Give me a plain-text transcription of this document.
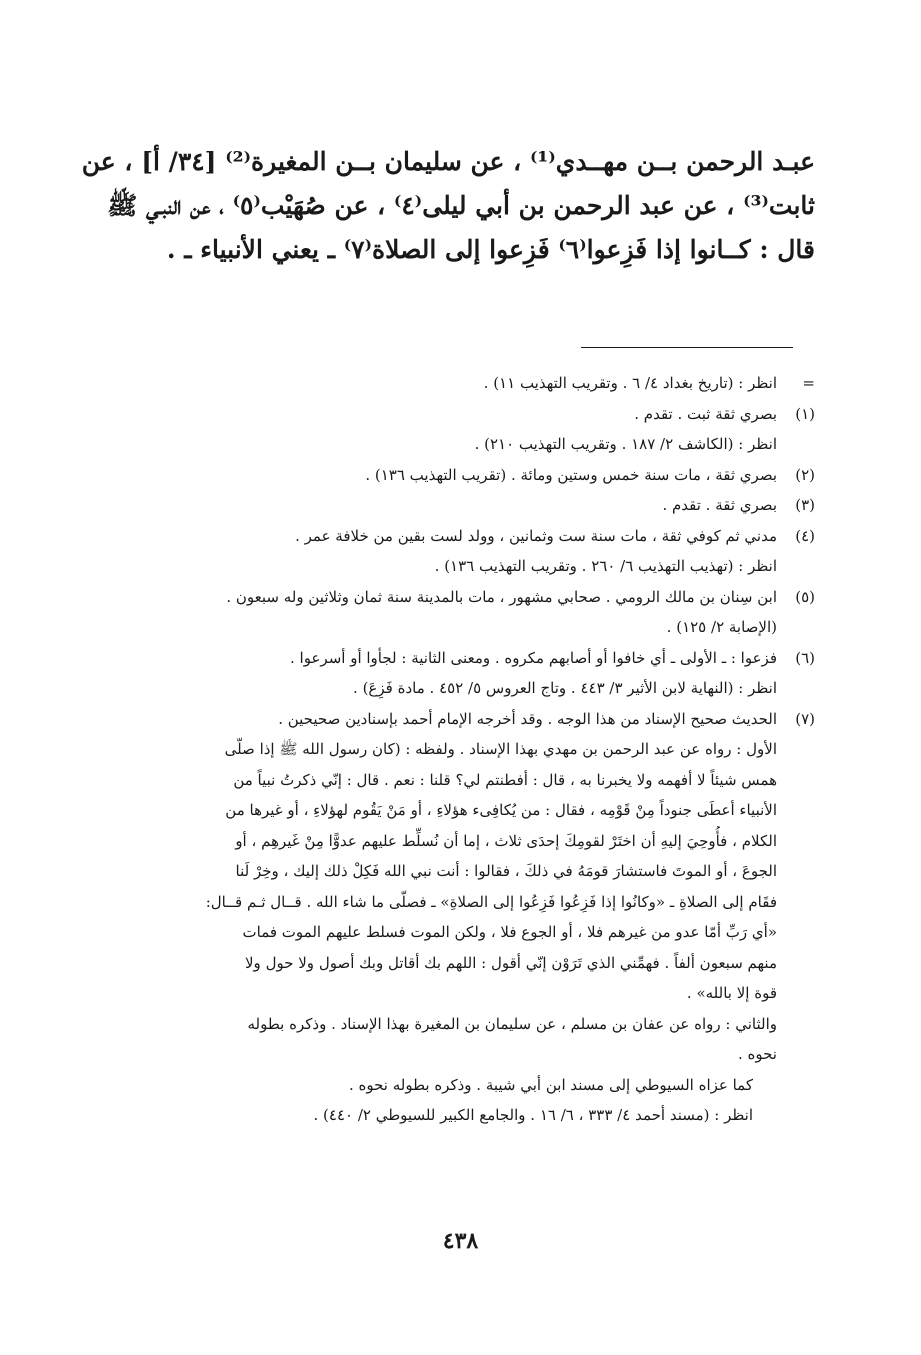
عبـد الرحمن بــن مهــدي⁽¹⁾ ، عن سليمان بــن المغيرة⁽²⁾ [٣٤/ أ] ، عن

ثابت⁽³⁾ ، عن عبد الرحمن بن أبي ليلى⁽٤⁾ ، عن صُهَيْب⁽٥⁾ ، عن النبـي ﷺ

قال : كــانوا إذا فَزِعوا⁽٦⁾ فَزِعوا إلى الصلاة⁽٧⁾ ـ يعني الأنبياء ـ .

=
انظر : (تاريخ بغداد ٤/ ٦ . وتقريب التهذيب ١١) .
(١)
بصري ثقة ثبت . تقدم .
انظر : (الكاشف ٢/ ١٨٧ . وتقريب التهذيب ٢١٠) .
(٢)
بصري ثقة ، مات سنة خمس وستين ومائة . (تقريب التهذيب ١٣٦) .
(٣)
بصري ثقة . تقدم .
(٤)
مدني ثم كوفي ثقة ، مات سنة ست وثمانين ، وولد لست بقين من خلافة عمر .
انظر : (تهذيب التهذيب ٦/ ٢٦٠ . وتقريب التهذيب ١٣٦) .
(٥)
ابن سِنان بن مالك الرومي . صحابي مشهور ، مات بالمدينة سنة ثمان وثلاثين وله سبعون .
(الإصابة ٢/ ١٢٥) .
(٦)
فزعوا : ـ الأولى ـ أي خافوا أو أصابهم مكروه . ومعنى الثانية : لجأوا أو أسرعوا .
انظر : (النهاية لابن الأثير ٣/ ٤٤٣ . وتاج العروس ٥/ ٤٥٢ . مادة فَزِعَ) .
(٧)
الحديث صحيح الإسناد من هذا الوجه . وقد أخرجه الإمام أحمد بإسنادين صحيحين .
الأول : رواه عن عبد الرحمن بن مهدي بهذا الإسناد . ولفظه : (كان رسول الله ﷺ إذا صلّى
همس شيئاً لا أفهمه ولا يخبرنا به ، قال : أفطنتم لي؟ قلنا : نعم . قال : إنّي ذكرتُ نبياً من
الأنبياء أعطَى جنوداً مِنْ قَوْمِه ، فقال : من يُكافِىء هؤلاءِ ، أو مَنْ يَقُوم لهؤلاءِ ، أو غيرها من
الكلام ، فأُوحِيَ إليهِ أن اختَرْ لقومِكَ إحدَى ثلاث ، إما أن نُسلِّط عليهم عدوًّا مِنْ غَيرهِم ، أو
الجوعَ ، أو الموتَ فاستشارَ قومَهُ في ذلكَ ، فقالوا : أنت نبي الله فَكِلْ ذلك إليك ، وخِرْ لَنا
فقَام إلى الصلاةِ ـ «وكانُوا إذا فَزِعُوا فَزِعُوا إلى الصلاةِ» ـ فصلّى ما شاء الله . قــال ثـم قــال:
«أي رَبِّ أمّا عدو من غيرهم فلا ، أو الجوع فلا ، ولكن الموت فسلط عليهم الموت فمات
منهم سبعون ألفاً . فهمِّني الذي تَرَوْن إنّي أقول : اللهم بك أقاتل وبك أصول ولا حول ولا
قوة إلا بالله» .
والثاني : رواه عن عفان بن مسلم ، عن سليمان بن المغيرة بهذا الإسناد . وذكره بطوله
نحوه .
كما عزاه السيوطي إلى مسند ابن أبي شيبة . وذكره بطوله نحوه .
انظر : (مسند أحمد ٤/ ٣٣٣ ، ٦/ ١٦ . والجامع الكبير للسيوطي ٢/ ٤٤٠) .
٤٣٨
☆ ☆ ☆ ☆
▶ **Objective**
Reproduce all entries without any change, and omit the pictures.

▶ **Final result**
Give me a plain-text transcription of this document.
عبـد الرحمن بــن مهــدي⁽¹⁾ ، عن سليمان بــن المغيرة⁽²⁾ [٣٤/ أ] ، عن

ثابت⁽³⁾ ، عن عبد الرحمن بن أبي ليلى⁽٤⁾ ، عن صُهَيْب⁽٥⁾ ، عن النبـي ﷺ

قال : كــانوا إذا فَزِعوا⁽٦⁾ فَزِعوا إلى الصلاة⁽٧⁾ ـ يعني الأنبياء ـ .

=
انظر : (تاريخ بغداد ٤/ ٦ . وتقريب التهذيب ١١) .
(١)
بصري ثقة ثبت . تقدم .
انظر : (الكاشف ٢/ ١٨٧ . وتقريب التهذيب ٢١٠) .
(٢)
بصري ثقة ، مات سنة خمس وستين ومائة . (تقريب التهذيب ١٣٦) .
(٣)
بصري ثقة . تقدم .
(٤)
مدني ثم كوفي ثقة ، مات سنة ست وثمانين ، وولد لست بقين من خلافة عمر .
انظر : (تهذيب التهذيب ٦/ ٢٦٠ . وتقريب التهذيب ١٣٦) .
(٥)
ابن سِنان بن مالك الرومي . صحابي مشهور ، مات بالمدينة سنة ثمان وثلاثين وله سبعون .
(الإصابة ٢/ ١٢٥) .
(٦)
فزعوا : ـ الأولى ـ أي خافوا أو أصابهم مكروه . ومعنى الثانية : لجأوا أو أسرعوا .
انظر : (النهاية لابن الأثير ٣/ ٤٤٣ . وتاج العروس ٥/ ٤٥٢ . مادة فَزِعَ) .
(٧)
الحديث صحيح الإسناد من هذا الوجه . وقد أخرجه الإمام أحمد بإسنادين صحيحين .
الأول : رواه عن عبد الرحمن بن مهدي بهذا الإسناد . ولفظه : (كان رسول الله ﷺ إذا صلّى
همس شيئاً لا أفهمه ولا يخبرنا به ، قال : أفطنتم لي؟ قلنا : نعم . قال : إنّي ذكرتُ نبياً من
الأنبياء أعطَى جنوداً مِنْ قَوْمِه ، فقال : من يُكافِىء هؤلاءِ ، أو مَنْ يَقُوم لهؤلاءِ ، أو غيرها من
الكلام ، فأُوحِيَ إليهِ أن اختَرْ لقومِكَ إحدَى ثلاث ، إما أن نُسلِّط عليهم عدوًّا مِنْ غَيرهِم ، أو
الجوعَ ، أو الموتَ فاستشارَ قومَهُ في ذلكَ ، فقالوا : أنت نبي الله فَكِلْ ذلك إليك ، وخِرْ لَنا
فقَام إلى الصلاةِ ـ «وكانُوا إذا فَزِعُوا فَزِعُوا إلى الصلاةِ» ـ فصلّى ما شاء الله . قــال ثـم قــال:
«أي رَبِّ أمّا عدو من غيرهم فلا ، أو الجوع فلا ، ولكن الموت فسلط عليهم الموت فمات
منهم سبعون ألفاً . فهمِّني الذي تَرَوْن إنّي أقول : اللهم بك أقاتل وبك أصول ولا حول ولا
قوة إلا بالله» .
والثاني : رواه عن عفان بن مسلم ، عن سليمان بن المغيرة بهذا الإسناد . وذكره بطوله
نحوه .
كما عزاه السيوطي إلى مسند ابن أبي شيبة . وذكره بطوله نحوه .
انظر : (مسند أحمد ٤/ ٣٣٣ ، ٦/ ١٦ . والجامع الكبير للسيوطي ٢/ ٤٤٠) .
٤٣٨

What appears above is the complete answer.